TASK TO CARRY OUT:
Reproduce every line in the listing that contains the word "yyyy".

STORED ROWS:
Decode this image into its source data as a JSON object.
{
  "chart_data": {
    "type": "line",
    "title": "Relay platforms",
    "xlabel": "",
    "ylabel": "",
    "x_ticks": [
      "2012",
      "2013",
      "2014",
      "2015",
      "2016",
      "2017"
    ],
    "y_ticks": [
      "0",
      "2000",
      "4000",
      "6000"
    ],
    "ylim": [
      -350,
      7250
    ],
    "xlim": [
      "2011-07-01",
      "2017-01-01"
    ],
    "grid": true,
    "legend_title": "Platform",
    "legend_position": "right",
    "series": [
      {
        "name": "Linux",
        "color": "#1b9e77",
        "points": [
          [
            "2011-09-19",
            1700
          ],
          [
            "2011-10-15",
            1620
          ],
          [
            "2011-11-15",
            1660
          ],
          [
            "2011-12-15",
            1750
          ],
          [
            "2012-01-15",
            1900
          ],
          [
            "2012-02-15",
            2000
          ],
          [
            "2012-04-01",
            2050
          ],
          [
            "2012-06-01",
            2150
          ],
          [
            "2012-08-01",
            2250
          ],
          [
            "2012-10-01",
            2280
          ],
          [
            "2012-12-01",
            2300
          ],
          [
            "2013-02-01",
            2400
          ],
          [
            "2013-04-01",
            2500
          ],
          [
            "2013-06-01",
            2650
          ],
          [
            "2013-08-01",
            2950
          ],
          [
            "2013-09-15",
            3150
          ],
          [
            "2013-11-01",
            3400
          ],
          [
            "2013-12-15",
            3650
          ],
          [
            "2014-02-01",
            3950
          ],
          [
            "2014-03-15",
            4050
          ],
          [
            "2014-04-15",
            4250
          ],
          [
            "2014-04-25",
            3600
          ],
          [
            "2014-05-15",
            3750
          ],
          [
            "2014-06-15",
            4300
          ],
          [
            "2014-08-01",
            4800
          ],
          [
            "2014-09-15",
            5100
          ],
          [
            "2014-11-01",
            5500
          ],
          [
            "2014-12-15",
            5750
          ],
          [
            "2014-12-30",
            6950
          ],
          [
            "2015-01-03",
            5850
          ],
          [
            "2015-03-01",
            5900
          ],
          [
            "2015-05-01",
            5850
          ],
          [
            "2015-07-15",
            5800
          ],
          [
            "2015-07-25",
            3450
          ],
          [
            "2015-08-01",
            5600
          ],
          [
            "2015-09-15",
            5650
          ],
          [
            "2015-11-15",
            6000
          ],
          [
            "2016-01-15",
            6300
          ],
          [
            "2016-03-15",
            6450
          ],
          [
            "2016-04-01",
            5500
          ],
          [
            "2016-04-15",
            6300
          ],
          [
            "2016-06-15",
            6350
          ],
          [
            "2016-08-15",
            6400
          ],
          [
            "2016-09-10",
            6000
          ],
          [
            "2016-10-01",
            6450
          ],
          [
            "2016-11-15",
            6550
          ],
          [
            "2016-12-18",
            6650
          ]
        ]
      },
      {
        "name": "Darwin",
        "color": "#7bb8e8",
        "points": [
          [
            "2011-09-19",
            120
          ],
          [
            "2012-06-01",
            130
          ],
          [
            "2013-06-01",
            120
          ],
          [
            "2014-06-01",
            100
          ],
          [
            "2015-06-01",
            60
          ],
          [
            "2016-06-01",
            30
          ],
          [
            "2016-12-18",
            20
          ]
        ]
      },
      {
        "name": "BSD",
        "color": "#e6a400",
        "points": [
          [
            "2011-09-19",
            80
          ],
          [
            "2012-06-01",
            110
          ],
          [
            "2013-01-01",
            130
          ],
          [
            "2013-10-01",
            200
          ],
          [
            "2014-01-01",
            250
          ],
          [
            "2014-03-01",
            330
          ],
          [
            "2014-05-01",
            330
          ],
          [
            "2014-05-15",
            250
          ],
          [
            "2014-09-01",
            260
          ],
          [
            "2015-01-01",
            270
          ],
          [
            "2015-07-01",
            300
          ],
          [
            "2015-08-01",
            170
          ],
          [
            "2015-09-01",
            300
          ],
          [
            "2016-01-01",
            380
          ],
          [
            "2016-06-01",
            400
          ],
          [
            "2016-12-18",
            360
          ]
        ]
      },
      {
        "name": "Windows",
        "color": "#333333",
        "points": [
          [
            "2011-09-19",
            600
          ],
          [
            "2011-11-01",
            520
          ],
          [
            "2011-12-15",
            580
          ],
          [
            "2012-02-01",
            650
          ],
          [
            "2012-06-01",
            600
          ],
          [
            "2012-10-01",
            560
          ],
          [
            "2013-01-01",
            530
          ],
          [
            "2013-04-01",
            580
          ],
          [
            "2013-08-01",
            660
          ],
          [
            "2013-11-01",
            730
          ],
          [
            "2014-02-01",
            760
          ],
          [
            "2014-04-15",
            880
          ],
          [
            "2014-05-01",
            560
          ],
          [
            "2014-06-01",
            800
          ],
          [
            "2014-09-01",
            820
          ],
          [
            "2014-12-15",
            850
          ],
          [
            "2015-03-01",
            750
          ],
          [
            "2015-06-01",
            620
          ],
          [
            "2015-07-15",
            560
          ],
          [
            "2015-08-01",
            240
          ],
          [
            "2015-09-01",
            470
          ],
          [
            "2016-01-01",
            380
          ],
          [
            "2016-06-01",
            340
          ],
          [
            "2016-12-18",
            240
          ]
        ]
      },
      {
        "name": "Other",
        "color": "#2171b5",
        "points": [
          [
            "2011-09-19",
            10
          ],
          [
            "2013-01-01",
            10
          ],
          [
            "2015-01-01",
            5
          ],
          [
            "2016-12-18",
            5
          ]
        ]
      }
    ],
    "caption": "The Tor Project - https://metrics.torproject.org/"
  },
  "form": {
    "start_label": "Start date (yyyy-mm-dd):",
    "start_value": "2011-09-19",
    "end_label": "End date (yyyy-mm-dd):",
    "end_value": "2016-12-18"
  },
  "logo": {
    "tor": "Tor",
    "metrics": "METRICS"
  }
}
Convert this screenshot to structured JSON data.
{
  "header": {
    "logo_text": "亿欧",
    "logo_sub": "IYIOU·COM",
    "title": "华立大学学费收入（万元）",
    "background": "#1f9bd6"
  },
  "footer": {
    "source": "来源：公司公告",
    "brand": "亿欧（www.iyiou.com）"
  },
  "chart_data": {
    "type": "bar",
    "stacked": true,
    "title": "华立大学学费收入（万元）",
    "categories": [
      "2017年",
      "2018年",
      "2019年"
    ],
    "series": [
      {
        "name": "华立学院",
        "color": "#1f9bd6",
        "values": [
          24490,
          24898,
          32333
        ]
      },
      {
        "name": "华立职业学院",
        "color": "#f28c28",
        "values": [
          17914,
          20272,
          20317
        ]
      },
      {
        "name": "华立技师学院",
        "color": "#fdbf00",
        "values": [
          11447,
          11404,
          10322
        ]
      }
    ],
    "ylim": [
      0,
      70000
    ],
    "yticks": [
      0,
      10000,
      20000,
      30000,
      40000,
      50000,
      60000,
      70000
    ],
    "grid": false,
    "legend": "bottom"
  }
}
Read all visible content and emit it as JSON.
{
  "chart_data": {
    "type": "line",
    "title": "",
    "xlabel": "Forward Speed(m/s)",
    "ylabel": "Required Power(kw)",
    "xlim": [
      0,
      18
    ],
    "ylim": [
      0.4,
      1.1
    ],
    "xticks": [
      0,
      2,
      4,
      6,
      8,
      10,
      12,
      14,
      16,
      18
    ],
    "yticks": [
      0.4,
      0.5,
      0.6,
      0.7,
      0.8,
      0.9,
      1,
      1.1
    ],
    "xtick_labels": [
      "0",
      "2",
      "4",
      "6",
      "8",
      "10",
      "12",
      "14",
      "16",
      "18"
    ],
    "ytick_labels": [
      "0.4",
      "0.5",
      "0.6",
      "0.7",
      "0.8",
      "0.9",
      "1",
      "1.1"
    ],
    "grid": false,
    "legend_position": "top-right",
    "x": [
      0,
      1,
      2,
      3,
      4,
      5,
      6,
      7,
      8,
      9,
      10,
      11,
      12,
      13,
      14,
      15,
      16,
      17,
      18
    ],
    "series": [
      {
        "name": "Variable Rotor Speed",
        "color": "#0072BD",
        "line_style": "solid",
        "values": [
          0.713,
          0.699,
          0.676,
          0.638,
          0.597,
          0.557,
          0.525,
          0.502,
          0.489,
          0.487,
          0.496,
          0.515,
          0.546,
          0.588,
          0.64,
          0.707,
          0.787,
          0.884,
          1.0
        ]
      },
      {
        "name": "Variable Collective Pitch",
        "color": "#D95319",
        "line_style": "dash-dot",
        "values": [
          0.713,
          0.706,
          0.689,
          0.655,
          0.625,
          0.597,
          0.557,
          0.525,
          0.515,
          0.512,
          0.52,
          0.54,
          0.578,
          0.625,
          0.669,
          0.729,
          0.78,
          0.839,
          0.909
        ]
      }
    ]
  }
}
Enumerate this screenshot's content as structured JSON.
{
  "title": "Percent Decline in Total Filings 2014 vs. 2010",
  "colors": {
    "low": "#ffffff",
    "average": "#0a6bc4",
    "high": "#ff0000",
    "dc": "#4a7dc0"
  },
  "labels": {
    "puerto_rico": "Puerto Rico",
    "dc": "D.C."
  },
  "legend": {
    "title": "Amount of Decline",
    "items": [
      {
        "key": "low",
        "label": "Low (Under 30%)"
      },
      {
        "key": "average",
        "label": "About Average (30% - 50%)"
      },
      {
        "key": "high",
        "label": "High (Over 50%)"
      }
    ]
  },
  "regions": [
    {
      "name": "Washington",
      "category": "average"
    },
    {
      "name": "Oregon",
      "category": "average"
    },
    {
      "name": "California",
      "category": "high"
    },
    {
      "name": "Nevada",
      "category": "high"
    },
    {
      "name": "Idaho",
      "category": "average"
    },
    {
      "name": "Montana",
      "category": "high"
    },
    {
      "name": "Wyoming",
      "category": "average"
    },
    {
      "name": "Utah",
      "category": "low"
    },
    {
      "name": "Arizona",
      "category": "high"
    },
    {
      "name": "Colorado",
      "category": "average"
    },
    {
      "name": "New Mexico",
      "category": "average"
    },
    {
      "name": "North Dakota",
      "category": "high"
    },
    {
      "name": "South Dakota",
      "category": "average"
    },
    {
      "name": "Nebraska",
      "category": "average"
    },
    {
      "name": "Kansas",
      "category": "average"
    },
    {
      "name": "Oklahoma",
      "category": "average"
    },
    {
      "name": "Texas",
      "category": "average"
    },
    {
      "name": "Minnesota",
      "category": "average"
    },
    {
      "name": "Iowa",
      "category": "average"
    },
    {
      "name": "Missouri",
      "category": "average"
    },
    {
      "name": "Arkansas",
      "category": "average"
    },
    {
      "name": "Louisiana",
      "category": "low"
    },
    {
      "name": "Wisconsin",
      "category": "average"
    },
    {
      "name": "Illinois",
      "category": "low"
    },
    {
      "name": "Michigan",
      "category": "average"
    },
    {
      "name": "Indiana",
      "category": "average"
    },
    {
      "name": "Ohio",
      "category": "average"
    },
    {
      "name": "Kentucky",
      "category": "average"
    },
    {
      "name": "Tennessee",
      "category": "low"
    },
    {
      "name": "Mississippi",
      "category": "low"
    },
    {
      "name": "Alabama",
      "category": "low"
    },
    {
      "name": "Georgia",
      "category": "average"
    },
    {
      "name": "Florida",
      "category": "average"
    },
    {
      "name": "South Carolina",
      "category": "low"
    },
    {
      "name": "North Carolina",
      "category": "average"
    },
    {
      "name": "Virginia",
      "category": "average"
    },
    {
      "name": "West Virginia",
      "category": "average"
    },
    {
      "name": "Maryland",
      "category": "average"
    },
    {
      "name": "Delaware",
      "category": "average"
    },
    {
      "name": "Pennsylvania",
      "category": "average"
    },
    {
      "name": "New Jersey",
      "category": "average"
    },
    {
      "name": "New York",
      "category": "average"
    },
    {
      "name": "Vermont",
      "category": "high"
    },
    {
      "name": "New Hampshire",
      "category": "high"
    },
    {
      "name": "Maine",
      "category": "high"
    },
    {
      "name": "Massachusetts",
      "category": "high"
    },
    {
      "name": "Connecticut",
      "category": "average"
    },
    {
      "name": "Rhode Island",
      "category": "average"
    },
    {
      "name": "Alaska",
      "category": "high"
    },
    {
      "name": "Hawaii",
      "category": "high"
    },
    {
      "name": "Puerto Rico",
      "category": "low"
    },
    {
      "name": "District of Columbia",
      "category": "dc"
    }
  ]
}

RESPONSE FOR THIS EXERCISE:
    "start_label": "Start date (yyyy-mm-dd):",
    "end_label": "End date (yyyy-mm-dd):",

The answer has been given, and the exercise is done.